> _What is needed_
Find every line in the records that holds the string "heading". Copy each one.

Extracted data entries:
★ ★ ★ ★

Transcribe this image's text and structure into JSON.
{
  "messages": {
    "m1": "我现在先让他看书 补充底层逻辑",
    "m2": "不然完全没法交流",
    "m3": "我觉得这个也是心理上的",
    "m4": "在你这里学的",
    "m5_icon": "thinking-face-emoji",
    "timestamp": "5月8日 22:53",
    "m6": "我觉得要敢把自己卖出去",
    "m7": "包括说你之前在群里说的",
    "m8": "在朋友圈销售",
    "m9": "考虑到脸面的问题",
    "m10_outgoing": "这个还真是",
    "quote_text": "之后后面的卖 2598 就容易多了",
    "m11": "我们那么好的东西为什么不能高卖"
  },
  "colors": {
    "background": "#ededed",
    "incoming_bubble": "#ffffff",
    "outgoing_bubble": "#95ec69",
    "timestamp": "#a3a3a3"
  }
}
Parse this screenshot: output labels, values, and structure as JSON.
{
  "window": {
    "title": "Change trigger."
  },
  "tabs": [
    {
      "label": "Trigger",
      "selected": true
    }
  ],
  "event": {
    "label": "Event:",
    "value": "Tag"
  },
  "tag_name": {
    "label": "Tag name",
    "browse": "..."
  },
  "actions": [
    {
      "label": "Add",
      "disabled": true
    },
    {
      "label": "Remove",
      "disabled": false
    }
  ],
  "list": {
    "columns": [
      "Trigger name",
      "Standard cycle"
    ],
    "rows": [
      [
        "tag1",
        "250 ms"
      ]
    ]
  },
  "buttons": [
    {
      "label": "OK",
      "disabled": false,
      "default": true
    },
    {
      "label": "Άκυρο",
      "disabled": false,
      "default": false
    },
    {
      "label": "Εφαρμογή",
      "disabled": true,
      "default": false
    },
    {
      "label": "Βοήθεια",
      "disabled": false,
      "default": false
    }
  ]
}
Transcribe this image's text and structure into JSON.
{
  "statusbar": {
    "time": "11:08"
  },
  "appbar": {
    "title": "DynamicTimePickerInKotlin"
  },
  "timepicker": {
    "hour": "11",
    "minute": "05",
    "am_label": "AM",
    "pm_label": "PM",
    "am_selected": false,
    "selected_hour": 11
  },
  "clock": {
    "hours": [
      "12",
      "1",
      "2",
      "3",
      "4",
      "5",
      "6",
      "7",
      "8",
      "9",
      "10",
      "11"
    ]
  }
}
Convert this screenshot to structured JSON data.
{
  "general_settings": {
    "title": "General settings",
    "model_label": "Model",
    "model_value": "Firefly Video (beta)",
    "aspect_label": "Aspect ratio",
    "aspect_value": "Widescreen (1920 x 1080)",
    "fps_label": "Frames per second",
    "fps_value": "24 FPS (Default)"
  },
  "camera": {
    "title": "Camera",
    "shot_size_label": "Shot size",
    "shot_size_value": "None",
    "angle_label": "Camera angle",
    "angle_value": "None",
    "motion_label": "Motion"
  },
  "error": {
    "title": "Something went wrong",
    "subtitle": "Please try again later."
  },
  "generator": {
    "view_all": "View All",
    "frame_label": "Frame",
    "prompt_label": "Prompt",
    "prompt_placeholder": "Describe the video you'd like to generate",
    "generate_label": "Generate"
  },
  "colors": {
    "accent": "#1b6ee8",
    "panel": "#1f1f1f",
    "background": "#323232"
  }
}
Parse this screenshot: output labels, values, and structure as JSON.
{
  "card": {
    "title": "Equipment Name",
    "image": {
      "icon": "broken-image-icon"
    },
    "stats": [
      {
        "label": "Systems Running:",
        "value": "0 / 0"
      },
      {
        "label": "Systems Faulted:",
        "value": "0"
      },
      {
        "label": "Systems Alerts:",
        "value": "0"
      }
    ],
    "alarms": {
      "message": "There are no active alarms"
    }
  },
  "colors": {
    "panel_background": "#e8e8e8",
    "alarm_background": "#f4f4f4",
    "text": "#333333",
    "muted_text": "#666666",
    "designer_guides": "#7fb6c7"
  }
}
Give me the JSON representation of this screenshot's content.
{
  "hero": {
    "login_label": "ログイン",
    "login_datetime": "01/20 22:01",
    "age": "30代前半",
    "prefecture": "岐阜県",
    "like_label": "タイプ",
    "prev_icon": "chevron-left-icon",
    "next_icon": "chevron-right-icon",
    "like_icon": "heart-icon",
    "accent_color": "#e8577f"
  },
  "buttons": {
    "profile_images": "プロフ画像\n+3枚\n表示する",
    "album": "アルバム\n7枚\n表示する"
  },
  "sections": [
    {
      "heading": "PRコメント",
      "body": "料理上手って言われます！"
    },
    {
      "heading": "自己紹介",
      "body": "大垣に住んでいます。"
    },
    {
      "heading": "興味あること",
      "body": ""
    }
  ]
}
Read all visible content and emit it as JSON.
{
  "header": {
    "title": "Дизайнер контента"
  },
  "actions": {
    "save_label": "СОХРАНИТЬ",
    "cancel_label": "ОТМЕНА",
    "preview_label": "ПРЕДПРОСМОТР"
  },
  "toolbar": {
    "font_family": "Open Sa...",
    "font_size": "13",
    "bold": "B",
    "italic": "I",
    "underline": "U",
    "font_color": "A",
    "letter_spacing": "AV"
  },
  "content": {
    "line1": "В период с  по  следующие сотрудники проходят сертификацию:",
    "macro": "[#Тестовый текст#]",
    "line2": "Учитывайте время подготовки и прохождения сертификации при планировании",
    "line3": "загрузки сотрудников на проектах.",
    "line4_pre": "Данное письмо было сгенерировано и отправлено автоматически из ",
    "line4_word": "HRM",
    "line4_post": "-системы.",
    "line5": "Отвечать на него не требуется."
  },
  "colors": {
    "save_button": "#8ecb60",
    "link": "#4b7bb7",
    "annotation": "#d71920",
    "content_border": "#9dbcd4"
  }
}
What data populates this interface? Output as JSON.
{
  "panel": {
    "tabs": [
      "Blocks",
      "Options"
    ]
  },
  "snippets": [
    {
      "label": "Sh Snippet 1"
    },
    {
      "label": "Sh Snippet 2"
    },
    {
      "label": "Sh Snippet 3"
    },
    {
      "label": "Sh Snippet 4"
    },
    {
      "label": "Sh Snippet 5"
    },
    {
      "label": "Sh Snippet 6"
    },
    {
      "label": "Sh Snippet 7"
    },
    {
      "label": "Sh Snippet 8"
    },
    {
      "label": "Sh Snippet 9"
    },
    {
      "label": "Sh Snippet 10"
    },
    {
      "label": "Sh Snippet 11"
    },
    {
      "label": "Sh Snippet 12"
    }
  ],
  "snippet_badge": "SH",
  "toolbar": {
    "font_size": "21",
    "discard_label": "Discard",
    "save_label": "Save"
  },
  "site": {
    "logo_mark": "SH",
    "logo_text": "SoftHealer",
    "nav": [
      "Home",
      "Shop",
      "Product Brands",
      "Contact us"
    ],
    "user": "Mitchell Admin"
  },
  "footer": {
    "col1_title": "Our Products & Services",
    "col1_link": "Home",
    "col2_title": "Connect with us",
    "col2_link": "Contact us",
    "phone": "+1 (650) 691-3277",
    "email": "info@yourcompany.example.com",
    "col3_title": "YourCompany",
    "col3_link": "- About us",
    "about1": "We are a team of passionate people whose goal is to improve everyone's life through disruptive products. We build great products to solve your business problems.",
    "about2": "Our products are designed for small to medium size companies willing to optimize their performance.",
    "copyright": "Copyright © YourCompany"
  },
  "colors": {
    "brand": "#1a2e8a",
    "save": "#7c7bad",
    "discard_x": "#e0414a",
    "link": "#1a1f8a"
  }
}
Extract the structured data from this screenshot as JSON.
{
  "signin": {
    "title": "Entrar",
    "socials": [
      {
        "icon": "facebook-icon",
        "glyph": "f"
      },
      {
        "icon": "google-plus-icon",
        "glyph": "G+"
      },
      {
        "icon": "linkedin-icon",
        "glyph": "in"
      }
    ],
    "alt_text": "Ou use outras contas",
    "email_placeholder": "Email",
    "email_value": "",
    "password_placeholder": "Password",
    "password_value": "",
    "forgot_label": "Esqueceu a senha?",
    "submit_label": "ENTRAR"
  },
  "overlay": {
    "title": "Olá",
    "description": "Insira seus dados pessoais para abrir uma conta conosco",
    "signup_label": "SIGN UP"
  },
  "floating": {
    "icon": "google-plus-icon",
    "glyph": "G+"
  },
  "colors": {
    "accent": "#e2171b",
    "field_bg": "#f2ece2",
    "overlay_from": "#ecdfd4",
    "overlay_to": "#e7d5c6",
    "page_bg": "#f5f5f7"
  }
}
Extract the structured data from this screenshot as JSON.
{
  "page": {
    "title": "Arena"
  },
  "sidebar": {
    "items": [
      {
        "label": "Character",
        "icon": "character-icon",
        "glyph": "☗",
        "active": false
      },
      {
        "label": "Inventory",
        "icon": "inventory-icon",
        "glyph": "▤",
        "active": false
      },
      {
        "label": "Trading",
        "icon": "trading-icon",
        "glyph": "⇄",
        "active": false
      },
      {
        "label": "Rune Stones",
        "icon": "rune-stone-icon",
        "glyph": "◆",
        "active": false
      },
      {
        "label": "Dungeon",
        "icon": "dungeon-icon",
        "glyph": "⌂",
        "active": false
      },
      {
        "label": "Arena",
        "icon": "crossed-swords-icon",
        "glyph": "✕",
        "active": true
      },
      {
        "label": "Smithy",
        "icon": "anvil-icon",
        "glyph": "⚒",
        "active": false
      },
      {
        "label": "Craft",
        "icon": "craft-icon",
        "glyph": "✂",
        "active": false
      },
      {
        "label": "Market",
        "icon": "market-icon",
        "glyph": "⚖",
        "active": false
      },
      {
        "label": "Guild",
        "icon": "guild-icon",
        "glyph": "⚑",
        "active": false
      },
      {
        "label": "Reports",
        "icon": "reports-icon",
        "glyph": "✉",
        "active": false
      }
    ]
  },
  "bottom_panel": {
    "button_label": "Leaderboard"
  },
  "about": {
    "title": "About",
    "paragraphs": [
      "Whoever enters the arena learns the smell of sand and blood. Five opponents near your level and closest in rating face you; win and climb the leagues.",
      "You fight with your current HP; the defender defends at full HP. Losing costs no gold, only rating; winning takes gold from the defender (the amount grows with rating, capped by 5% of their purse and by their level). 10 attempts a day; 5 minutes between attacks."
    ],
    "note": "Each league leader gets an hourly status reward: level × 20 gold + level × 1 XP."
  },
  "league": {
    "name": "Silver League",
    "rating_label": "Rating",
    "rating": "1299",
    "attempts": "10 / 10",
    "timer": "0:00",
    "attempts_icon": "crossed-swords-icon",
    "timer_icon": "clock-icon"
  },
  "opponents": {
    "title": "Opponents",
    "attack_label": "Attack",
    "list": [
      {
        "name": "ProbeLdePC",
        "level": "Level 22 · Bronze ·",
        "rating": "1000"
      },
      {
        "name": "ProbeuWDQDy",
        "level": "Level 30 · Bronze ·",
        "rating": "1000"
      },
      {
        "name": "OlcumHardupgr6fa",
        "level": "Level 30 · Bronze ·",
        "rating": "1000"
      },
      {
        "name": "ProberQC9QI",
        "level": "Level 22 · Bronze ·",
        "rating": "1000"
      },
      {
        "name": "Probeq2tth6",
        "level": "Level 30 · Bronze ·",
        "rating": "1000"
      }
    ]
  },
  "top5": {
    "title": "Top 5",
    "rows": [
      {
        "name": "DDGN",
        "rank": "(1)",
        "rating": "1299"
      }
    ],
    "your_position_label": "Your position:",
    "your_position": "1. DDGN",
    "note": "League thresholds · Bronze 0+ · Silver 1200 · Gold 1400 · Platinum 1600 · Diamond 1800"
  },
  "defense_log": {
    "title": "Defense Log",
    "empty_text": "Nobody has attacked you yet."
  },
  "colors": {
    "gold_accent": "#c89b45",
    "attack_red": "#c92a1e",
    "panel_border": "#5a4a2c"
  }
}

★ ★ ★ ★

> _Result of this exercise_
      "heading": "PRコメント",
      "heading": "自己紹介",
      "heading": "興味あること",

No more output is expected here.